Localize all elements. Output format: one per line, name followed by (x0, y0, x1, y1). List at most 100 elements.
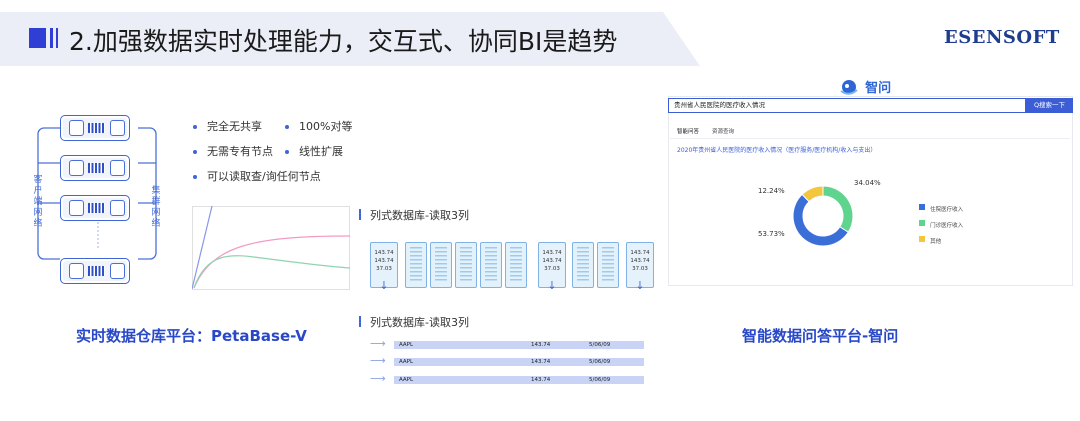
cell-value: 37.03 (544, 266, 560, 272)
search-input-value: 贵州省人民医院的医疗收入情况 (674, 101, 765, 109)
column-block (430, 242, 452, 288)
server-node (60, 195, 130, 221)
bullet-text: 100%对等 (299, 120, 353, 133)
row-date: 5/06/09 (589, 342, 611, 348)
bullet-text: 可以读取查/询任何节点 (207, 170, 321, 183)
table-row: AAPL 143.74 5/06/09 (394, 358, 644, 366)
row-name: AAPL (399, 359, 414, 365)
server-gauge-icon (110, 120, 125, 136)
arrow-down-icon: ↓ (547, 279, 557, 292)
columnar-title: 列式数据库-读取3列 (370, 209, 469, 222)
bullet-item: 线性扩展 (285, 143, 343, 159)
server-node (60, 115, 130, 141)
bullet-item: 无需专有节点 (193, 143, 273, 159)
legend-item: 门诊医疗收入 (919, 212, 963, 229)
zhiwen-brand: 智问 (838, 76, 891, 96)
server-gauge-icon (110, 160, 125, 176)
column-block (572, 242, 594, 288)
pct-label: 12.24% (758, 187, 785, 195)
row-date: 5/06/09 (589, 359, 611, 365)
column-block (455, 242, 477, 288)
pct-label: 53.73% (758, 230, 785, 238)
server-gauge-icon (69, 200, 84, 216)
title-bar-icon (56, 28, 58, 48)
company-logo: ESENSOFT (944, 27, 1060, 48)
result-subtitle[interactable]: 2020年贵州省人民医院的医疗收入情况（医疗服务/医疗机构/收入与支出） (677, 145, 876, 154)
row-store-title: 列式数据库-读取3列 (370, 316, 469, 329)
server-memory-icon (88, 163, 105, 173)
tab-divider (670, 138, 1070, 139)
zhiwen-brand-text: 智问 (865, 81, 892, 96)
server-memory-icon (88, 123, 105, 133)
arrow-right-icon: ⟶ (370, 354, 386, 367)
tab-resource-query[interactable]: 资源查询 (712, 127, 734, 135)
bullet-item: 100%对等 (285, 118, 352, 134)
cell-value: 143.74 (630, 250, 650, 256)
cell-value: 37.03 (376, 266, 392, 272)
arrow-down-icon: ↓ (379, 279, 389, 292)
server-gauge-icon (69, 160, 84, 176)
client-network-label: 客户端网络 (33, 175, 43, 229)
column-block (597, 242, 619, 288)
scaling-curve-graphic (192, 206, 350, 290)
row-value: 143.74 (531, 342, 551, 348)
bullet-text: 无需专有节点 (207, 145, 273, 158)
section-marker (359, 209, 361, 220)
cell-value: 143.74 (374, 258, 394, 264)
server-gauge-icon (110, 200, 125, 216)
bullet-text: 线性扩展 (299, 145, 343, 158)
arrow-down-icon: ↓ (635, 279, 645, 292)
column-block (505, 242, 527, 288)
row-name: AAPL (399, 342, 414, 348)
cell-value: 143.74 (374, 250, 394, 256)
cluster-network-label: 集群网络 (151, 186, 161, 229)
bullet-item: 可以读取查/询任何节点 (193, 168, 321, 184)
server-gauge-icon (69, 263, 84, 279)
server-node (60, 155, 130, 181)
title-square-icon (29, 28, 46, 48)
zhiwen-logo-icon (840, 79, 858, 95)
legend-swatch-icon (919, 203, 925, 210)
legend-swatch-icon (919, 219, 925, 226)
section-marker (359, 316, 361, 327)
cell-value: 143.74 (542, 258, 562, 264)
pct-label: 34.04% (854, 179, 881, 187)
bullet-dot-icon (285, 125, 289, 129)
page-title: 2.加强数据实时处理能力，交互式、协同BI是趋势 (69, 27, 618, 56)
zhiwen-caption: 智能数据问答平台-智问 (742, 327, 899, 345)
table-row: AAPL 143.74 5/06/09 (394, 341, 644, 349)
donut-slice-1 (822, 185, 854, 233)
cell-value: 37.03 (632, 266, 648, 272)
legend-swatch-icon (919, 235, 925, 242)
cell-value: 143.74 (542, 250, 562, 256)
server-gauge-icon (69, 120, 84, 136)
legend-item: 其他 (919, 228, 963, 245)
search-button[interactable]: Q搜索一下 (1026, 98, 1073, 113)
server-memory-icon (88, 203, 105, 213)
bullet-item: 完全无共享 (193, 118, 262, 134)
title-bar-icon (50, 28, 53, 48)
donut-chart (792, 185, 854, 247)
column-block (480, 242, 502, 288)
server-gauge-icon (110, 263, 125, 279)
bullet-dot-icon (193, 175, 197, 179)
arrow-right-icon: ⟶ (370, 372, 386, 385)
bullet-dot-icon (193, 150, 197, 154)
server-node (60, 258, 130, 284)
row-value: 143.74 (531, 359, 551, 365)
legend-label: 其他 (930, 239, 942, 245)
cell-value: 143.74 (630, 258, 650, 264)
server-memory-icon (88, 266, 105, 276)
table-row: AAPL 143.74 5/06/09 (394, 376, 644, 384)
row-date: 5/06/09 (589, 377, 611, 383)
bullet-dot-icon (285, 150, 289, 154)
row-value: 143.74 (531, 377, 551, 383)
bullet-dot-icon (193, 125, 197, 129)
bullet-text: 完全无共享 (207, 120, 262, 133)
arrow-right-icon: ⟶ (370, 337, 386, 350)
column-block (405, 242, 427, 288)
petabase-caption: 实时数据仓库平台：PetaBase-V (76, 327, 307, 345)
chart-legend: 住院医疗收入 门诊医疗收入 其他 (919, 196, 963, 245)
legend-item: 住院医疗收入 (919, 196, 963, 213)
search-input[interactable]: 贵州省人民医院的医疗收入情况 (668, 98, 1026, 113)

———

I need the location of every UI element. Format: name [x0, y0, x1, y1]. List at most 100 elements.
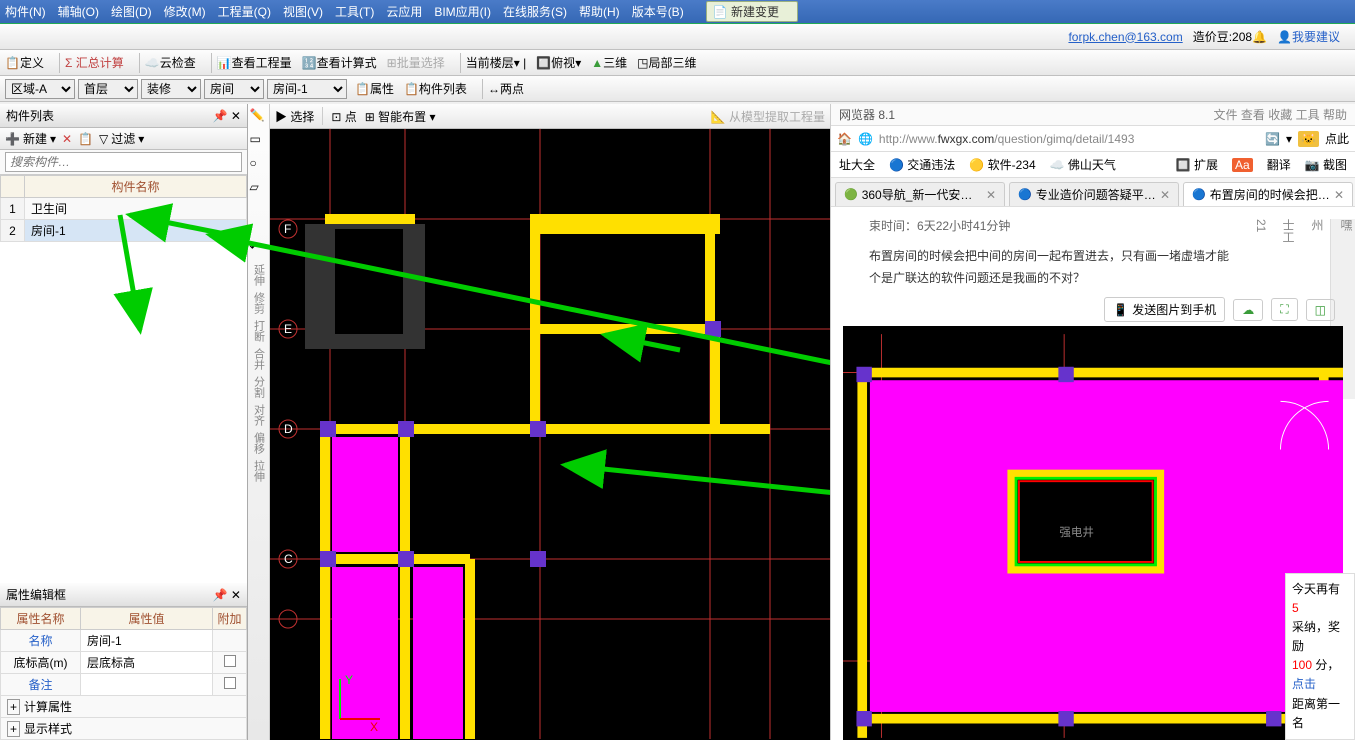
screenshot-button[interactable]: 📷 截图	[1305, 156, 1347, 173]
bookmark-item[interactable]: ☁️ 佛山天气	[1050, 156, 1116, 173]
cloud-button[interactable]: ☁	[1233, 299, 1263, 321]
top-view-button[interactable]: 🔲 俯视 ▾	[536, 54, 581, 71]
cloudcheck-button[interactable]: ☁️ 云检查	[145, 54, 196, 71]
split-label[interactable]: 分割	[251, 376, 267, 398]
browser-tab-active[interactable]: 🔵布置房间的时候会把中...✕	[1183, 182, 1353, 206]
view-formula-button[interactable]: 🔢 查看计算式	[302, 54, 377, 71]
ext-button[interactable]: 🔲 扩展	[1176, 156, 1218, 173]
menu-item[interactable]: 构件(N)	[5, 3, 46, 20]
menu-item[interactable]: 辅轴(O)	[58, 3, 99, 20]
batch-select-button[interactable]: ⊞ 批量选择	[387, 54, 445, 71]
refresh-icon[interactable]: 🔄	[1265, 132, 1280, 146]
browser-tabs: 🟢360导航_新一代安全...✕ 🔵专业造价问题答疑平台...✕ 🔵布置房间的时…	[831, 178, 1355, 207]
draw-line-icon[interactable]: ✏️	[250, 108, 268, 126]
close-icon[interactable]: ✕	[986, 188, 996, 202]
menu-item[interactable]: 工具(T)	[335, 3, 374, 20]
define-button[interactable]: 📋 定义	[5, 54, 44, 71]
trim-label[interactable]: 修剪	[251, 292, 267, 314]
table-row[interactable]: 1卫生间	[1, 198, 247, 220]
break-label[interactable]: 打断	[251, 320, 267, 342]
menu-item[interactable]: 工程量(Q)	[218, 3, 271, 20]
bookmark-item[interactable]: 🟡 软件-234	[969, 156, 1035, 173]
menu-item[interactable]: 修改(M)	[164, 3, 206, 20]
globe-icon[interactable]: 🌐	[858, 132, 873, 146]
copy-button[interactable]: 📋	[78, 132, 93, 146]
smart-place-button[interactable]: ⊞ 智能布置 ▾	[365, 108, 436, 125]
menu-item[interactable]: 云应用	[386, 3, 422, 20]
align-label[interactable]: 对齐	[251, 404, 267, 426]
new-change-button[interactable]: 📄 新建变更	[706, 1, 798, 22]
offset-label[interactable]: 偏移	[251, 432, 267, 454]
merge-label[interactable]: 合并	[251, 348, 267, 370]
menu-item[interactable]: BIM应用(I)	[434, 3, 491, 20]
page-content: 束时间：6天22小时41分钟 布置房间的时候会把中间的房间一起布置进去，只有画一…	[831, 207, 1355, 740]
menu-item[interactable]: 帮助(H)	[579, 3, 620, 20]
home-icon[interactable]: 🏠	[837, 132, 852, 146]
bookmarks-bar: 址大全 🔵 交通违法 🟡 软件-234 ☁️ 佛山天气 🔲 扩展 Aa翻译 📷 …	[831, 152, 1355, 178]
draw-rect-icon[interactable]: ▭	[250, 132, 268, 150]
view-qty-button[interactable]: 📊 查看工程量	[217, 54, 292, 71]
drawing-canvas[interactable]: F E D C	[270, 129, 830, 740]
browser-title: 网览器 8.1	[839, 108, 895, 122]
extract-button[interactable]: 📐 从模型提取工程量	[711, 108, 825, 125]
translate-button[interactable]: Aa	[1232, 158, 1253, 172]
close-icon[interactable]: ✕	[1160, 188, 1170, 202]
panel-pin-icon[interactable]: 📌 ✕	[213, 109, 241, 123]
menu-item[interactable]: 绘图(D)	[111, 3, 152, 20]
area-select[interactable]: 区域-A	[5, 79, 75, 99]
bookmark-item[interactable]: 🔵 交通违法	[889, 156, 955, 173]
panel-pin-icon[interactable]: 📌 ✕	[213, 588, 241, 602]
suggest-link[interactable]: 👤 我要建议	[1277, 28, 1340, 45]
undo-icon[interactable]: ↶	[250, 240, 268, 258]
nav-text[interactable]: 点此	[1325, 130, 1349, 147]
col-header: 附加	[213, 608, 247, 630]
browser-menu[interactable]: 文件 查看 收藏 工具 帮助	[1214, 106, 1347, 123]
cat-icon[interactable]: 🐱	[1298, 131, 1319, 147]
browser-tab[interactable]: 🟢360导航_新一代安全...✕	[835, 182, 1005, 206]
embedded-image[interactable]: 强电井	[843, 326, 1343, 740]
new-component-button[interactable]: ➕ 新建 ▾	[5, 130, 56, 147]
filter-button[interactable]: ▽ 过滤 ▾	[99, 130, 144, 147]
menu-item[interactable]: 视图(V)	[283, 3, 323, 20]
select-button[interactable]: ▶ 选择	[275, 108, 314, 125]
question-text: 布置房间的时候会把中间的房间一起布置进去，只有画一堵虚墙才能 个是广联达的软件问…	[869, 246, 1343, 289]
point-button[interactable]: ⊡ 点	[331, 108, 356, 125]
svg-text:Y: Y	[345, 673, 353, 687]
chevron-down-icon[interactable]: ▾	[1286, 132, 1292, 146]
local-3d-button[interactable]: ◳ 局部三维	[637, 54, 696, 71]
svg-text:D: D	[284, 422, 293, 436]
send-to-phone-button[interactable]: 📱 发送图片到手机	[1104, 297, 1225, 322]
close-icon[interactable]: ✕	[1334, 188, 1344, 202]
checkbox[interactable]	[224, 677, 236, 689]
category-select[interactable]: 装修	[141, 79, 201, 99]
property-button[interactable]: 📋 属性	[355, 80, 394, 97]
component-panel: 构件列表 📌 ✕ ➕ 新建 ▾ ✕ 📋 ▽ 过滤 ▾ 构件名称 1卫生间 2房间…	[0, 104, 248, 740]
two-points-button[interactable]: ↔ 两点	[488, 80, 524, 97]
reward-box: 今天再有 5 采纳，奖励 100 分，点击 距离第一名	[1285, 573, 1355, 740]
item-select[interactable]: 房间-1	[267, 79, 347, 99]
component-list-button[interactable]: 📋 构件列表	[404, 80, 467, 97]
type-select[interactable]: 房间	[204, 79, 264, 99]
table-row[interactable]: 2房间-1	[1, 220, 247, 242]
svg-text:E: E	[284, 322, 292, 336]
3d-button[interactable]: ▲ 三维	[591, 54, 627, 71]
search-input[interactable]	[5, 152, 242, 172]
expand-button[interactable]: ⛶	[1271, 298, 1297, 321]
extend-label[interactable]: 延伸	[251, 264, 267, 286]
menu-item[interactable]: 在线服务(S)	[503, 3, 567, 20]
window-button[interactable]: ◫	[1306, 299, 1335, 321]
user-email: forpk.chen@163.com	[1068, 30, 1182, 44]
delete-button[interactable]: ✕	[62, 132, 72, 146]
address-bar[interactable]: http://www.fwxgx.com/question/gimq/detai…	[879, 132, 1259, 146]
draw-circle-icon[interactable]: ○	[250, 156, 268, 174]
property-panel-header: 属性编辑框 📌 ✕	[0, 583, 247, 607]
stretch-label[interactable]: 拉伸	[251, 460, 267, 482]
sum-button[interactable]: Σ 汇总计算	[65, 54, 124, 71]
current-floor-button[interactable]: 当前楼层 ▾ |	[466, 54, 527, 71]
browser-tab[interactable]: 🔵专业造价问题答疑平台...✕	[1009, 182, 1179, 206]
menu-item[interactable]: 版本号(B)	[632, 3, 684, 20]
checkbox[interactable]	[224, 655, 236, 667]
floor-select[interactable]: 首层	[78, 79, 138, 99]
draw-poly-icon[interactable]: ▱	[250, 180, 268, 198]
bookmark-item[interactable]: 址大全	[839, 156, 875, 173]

———

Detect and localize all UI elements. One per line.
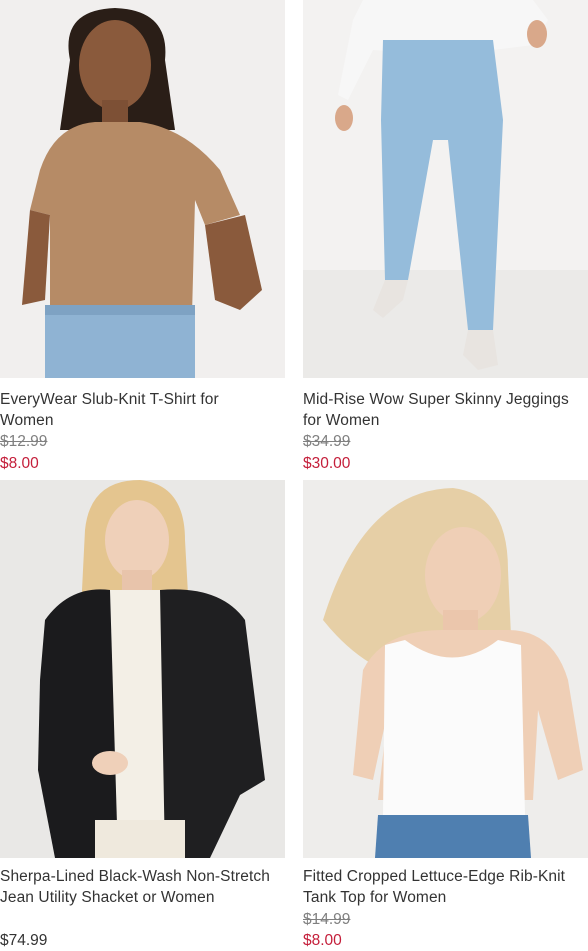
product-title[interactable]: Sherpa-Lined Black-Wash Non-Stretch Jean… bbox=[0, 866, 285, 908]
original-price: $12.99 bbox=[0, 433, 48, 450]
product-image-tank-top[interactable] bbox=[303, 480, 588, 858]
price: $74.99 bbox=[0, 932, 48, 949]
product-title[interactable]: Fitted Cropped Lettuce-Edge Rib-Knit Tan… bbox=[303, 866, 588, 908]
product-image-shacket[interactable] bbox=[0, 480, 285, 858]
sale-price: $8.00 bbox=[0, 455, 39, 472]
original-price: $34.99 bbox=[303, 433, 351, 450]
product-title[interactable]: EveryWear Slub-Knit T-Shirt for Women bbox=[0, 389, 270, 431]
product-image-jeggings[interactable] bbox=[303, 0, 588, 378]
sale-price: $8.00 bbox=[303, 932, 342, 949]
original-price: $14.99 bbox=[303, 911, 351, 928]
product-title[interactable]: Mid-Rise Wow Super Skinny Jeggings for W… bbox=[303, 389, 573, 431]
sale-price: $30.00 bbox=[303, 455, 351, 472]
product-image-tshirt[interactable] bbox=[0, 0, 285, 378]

———

→ **To be done**: Convert the data between the line containing "156, 1347, 173]" and the line containing "54, 377, 71]", inclusive, into a numbered list with blank lines left out.

→ **Task result**:
1. screenshot-button[interactable]: 📷 截图	[1305, 156, 1347, 173]
2. bookmark-item[interactable]: ☁️ 佛山天气	[1050, 156, 1116, 173]
3. cloud-button[interactable]: ☁	[1233, 299, 1263, 321]
4. top-view-button[interactable]: 🔲 俯视 ▾	[536, 54, 581, 71]
5. cloudcheck-button[interactable]: ☁️ 云检查	[145, 54, 196, 71]
6. split-label[interactable]: 分割	[251, 376, 267, 398]
7. browser-tab-active[interactable]: 🔵布置房间的时候会把中...✕	[1183, 182, 1353, 206]
8. view-formula-button[interactable]: 🔢 查看计算式	[302, 54, 377, 71]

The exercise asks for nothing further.